== DATASET
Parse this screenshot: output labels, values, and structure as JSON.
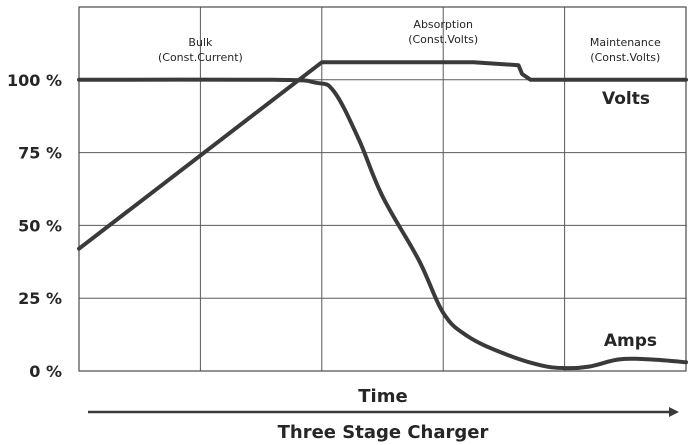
{
  "chart_data": {
    "type": "line",
    "title": "Three Stage Charger",
    "xlabel": "Time",
    "ylabel": "",
    "ylim": [
      0,
      125
    ],
    "xlim": [
      0,
      5
    ],
    "grid": true,
    "y_ticks": [
      "0 %",
      "25 %",
      "50 %",
      "75 %",
      "100 %"
    ],
    "y_tick_values": [
      0,
      25,
      50,
      75,
      100
    ],
    "stages": [
      {
        "label_lines": [
          "Bulk",
          "(Const.Current)"
        ],
        "x_start": 0,
        "x_end": 2
      },
      {
        "label_lines": [
          "Absorption",
          "(Const.Volts)"
        ],
        "x_start": 2,
        "x_end": 4
      },
      {
        "label_lines": [
          "Maintenance",
          "(Const.Volts)"
        ],
        "x_start": 4,
        "x_end": 5
      }
    ],
    "series": [
      {
        "name": "Volts",
        "color": "#3a3a3a",
        "x": [
          0,
          2.0,
          3.25,
          3.62,
          3.65,
          3.72,
          3.8,
          5.0
        ],
        "values": [
          42,
          106,
          106,
          105,
          102,
          100,
          100,
          100
        ]
      },
      {
        "name": "Amps",
        "color": "#3a3a3a",
        "x": [
          0,
          1.6,
          1.95,
          2.1,
          2.3,
          2.5,
          2.8,
          3.0,
          3.2,
          3.5,
          3.8,
          4.0,
          4.2,
          4.45,
          4.7,
          5.0
        ],
        "values": [
          100,
          100,
          99,
          96,
          80,
          60,
          38,
          20,
          12,
          6,
          2,
          1,
          1.5,
          4,
          4,
          3
        ]
      }
    ],
    "series_label_positions": {
      "Volts": "right, below 100 % line",
      "Amps": "right, above curve"
    }
  }
}
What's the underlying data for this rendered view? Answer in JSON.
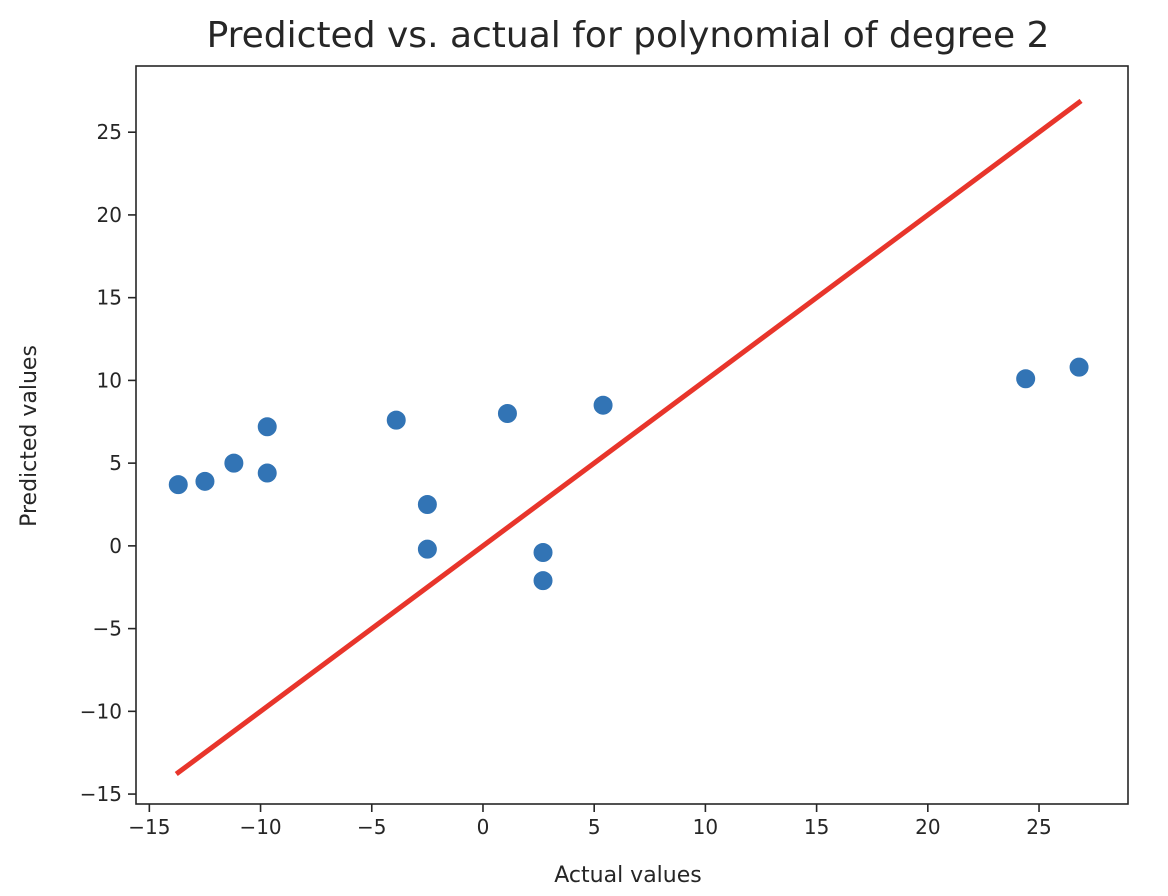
{
  "chart_data": {
    "type": "scatter",
    "title": "Predicted vs. actual for polynomial of degree 2",
    "xlabel": "Actual values",
    "ylabel": "Predicted values",
    "xlim": [
      -15.6,
      29.0
    ],
    "ylim": [
      -15.6,
      29.0
    ],
    "grid": false,
    "x_ticks": [
      -15,
      -10,
      -5,
      0,
      5,
      10,
      15,
      20,
      25
    ],
    "y_ticks": [
      -15,
      -10,
      -5,
      0,
      5,
      10,
      15,
      20,
      25
    ],
    "x_tick_labels": [
      "−15",
      "−10",
      "−5",
      "0",
      "5",
      "10",
      "15",
      "20",
      "25"
    ],
    "y_tick_labels": [
      "−15",
      "−10",
      "−5",
      "0",
      "5",
      "10",
      "15",
      "20",
      "25"
    ],
    "series": [
      {
        "name": "predictions",
        "kind": "scatter",
        "color": "#3274b5",
        "points": [
          {
            "x": -13.7,
            "y": 3.7
          },
          {
            "x": -12.5,
            "y": 3.9
          },
          {
            "x": -11.2,
            "y": 5.0
          },
          {
            "x": -9.7,
            "y": 7.2
          },
          {
            "x": -9.7,
            "y": 4.4
          },
          {
            "x": -3.9,
            "y": 7.6
          },
          {
            "x": -2.5,
            "y": 2.5
          },
          {
            "x": -2.5,
            "y": -0.2
          },
          {
            "x": 1.1,
            "y": 8.0
          },
          {
            "x": 2.7,
            "y": -0.4
          },
          {
            "x": 2.7,
            "y": -2.1
          },
          {
            "x": 5.4,
            "y": 8.5
          },
          {
            "x": 24.4,
            "y": 10.1
          },
          {
            "x": 26.8,
            "y": 10.8
          }
        ]
      },
      {
        "name": "identity",
        "kind": "line",
        "color": "#e8352b",
        "points": [
          {
            "x": -13.7,
            "y": -13.7
          },
          {
            "x": 26.8,
            "y": 26.8
          }
        ]
      }
    ]
  }
}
====
■ **GOAL**
Pick every line with "Volts" in it and copy it.

■ **PROBLEM SOLUTION**
          "(Const.Volts)"
          "(Const.Volts)"
        "name": "Volts",
      "Volts": "right, below 100 % line",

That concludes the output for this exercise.